*PROBLEM:* Transcribe every entry below word for word, but skip the pictures.

*Excerpt from a dataset:*

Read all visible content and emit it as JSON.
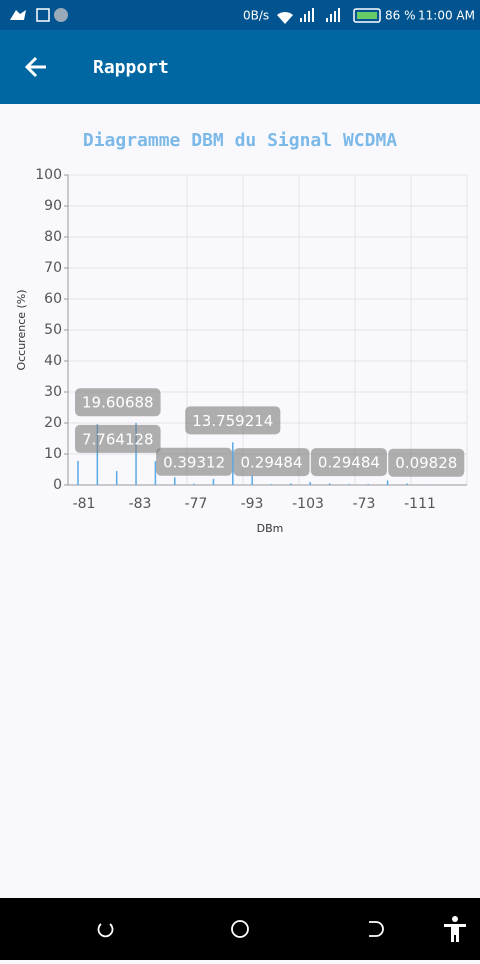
{
  "status_bar": {
    "speed": "0B/s",
    "battery": "86 %",
    "time": "11:00 AM"
  },
  "app_bar": {
    "title": "Rapport"
  },
  "chart_data": {
    "type": "bar",
    "title": "Diagramme DBM du Signal WCDMA",
    "x_label": "DBm",
    "y_label": "Occurence (%)",
    "x_tick_labels": [
      "-81",
      "-83",
      "-77",
      "-93",
      "-103",
      "-73",
      "-111"
    ],
    "categories": [
      null,
      null,
      null,
      null,
      null,
      null,
      null,
      null,
      null,
      null,
      null,
      null,
      null,
      null,
      null,
      null,
      null,
      null,
      null,
      null,
      null
    ],
    "values": [
      7.764128,
      19.60688,
      4.5,
      20,
      7.7,
      2.5,
      0.39312,
      2,
      13.759214,
      3,
      0.29484,
      0.5,
      1,
      0.5,
      0.29484,
      0.3,
      1.5,
      0.5,
      0.09828,
      0,
      0
    ],
    "value_labels": [
      "7.764128",
      "19.60688",
      null,
      null,
      null,
      null,
      "0.39312",
      null,
      "13.759214",
      null,
      "0.29484",
      null,
      null,
      null,
      "0.29484",
      null,
      null,
      null,
      "0.09828",
      null,
      null
    ],
    "color": "#5aa9e6",
    "ylim": [
      0,
      100
    ],
    "yticks": [
      0,
      10,
      20,
      30,
      40,
      50,
      60,
      70,
      80,
      90,
      100
    ],
    "grid": true
  }
}
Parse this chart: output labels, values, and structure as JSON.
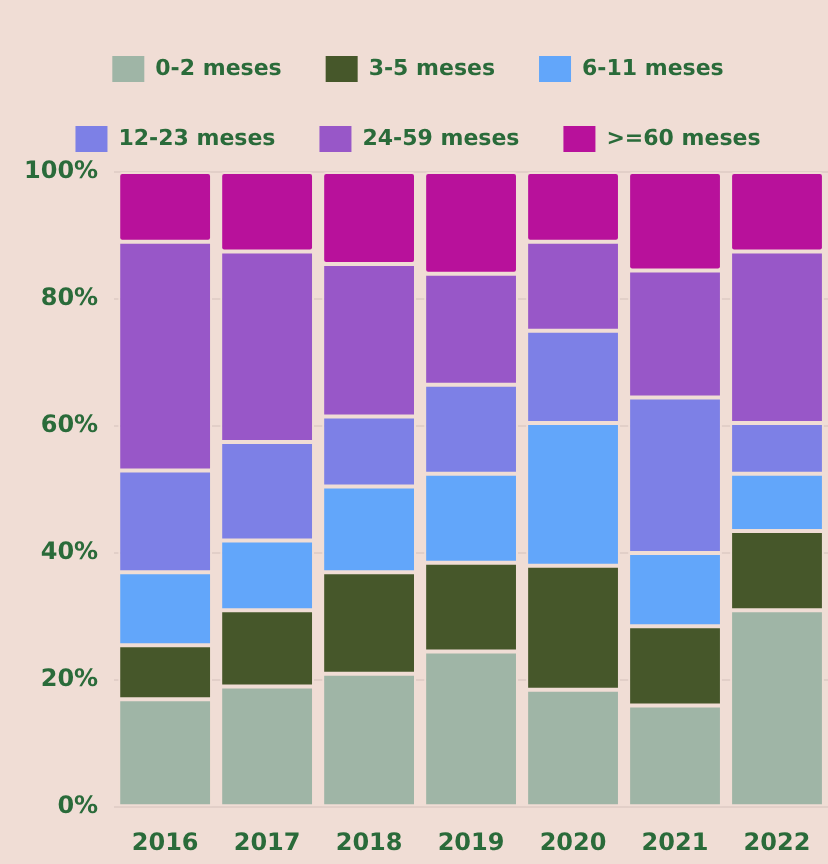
{
  "chart_data": {
    "type": "bar",
    "stacked": true,
    "categories": [
      "2016",
      "2017",
      "2018",
      "2019",
      "2020",
      "2021",
      "2022"
    ],
    "series": [
      {
        "name": "0-2 meses",
        "color": "#9fb5a6",
        "values": [
          17,
          19,
          21,
          24.5,
          18.5,
          16,
          31
        ]
      },
      {
        "name": "3-5 meses",
        "color": "#46572a",
        "values": [
          8.5,
          12,
          16,
          14,
          19.5,
          12.5,
          12.5
        ]
      },
      {
        "name": "6-11 meses",
        "color": "#62a6fa",
        "values": [
          11.5,
          11,
          13.5,
          14,
          22.5,
          11.5,
          9
        ]
      },
      {
        "name": "12-23 meses",
        "color": "#7d80e6",
        "values": [
          16,
          15.5,
          11,
          14,
          14.5,
          24.5,
          8
        ]
      },
      {
        "name": "24-59 meses",
        "color": "#9857c8",
        "values": [
          36,
          30,
          24,
          17.5,
          14,
          20,
          27
        ]
      },
      {
        "name": ">=60 meses",
        "color": "#b8119b",
        "values": [
          11,
          12.5,
          14.5,
          16,
          11,
          15.5,
          12.5
        ]
      }
    ],
    "ylim": [
      0,
      100
    ],
    "yticks": [
      {
        "value": 0,
        "label": "0%"
      },
      {
        "value": 20,
        "label": "20%"
      },
      {
        "value": 40,
        "label": "40%"
      },
      {
        "value": 60,
        "label": "60%"
      },
      {
        "value": 80,
        "label": "80%"
      },
      {
        "value": 100,
        "label": "100%"
      }
    ],
    "grid": "y",
    "legend": "top"
  }
}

*EXPECTED ANSWER:*
Read all visible content and emit it as JSON.
{
  "status_bar": {
    "speed": "0B/s",
    "battery": "86 %",
    "time": "11:00 AM"
  },
  "app_bar": {
    "title": "Rapport"
  },
  "chart_data": {
    "type": "bar",
    "title": "Diagramme DBM du Signal WCDMA",
    "x_label": "DBm",
    "y_label": "Occurence (%)",
    "x_tick_labels": [
      "-81",
      "-83",
      "-77",
      "-93",
      "-103",
      "-73",
      "-111"
    ],
    "categories": [
      null,
      null,
      null,
      null,
      null,
      null,
      null,
      null,
      null,
      null,
      null,
      null,
      null,
      null,
      null,
      null,
      null,
      null,
      null,
      null,
      null
    ],
    "values": [
      7.764128,
      19.60688,
      4.5,
      20,
      7.7,
      2.5,
      0.39312,
      2,
      13.759214,
      3,
      0.29484,
      0.5,
      1,
      0.5,
      0.29484,
      0.3,
      1.5,
      0.5,
      0.09828,
      0,
      0
    ],
    "value_labels": [
      "7.764128",
      "19.60688",
      null,
      null,
      null,
      null,
      "0.39312",
      null,
      "13.759214",
      null,
      "0.29484",
      null,
      null,
      null,
      "0.29484",
      null,
      null,
      null,
      "0.09828",
      null,
      null
    ],
    "color": "#5aa9e6",
    "ylim": [
      0,
      100
    ],
    "yticks": [
      0,
      10,
      20,
      30,
      40,
      50,
      60,
      70,
      80,
      90,
      100
    ],
    "grid": true
  }
}
Parse this chart: output labels, values, and structure as JSON.
{
  "chart_data": {
    "type": "bar",
    "stacked": true,
    "categories": [
      "2016",
      "2017",
      "2018",
      "2019",
      "2020",
      "2021",
      "2022"
    ],
    "series": [
      {
        "name": "0-2 meses",
        "color": "#9fb5a6",
        "values": [
          17,
          19,
          21,
          24.5,
          18.5,
          16,
          31
        ]
      },
      {
        "name": "3-5 meses",
        "color": "#46572a",
        "values": [
          8.5,
          12,
          16,
          14,
          19.5,
          12.5,
          12.5
        ]
      },
      {
        "name": "6-11 meses",
        "color": "#62a6fa",
        "values": [
          11.5,
          11,
          13.5,
          14,
          22.5,
          11.5,
          9
        ]
      },
      {
        "name": "12-23 meses",
        "color": "#7d80e6",
        "values": [
          16,
          15.5,
          11,
          14,
          14.5,
          24.5,
          8
        ]
      },
      {
        "name": "24-59 meses",
        "color": "#9857c8",
        "values": [
          36,
          30,
          24,
          17.5,
          14,
          20,
          27
        ]
      },
      {
        "name": ">=60 meses",
        "color": "#b8119b",
        "values": [
          11,
          12.5,
          14.5,
          16,
          11,
          15.5,
          12.5
        ]
      }
    ],
    "ylim": [
      0,
      100
    ],
    "yticks": [
      {
        "value": 0,
        "label": "0%"
      },
      {
        "value": 20,
        "label": "20%"
      },
      {
        "value": 40,
        "label": "40%"
      },
      {
        "value": 60,
        "label": "60%"
      },
      {
        "value": 80,
        "label": "80%"
      },
      {
        "value": 100,
        "label": "100%"
      }
    ],
    "grid": "y",
    "legend": "top"
  }
}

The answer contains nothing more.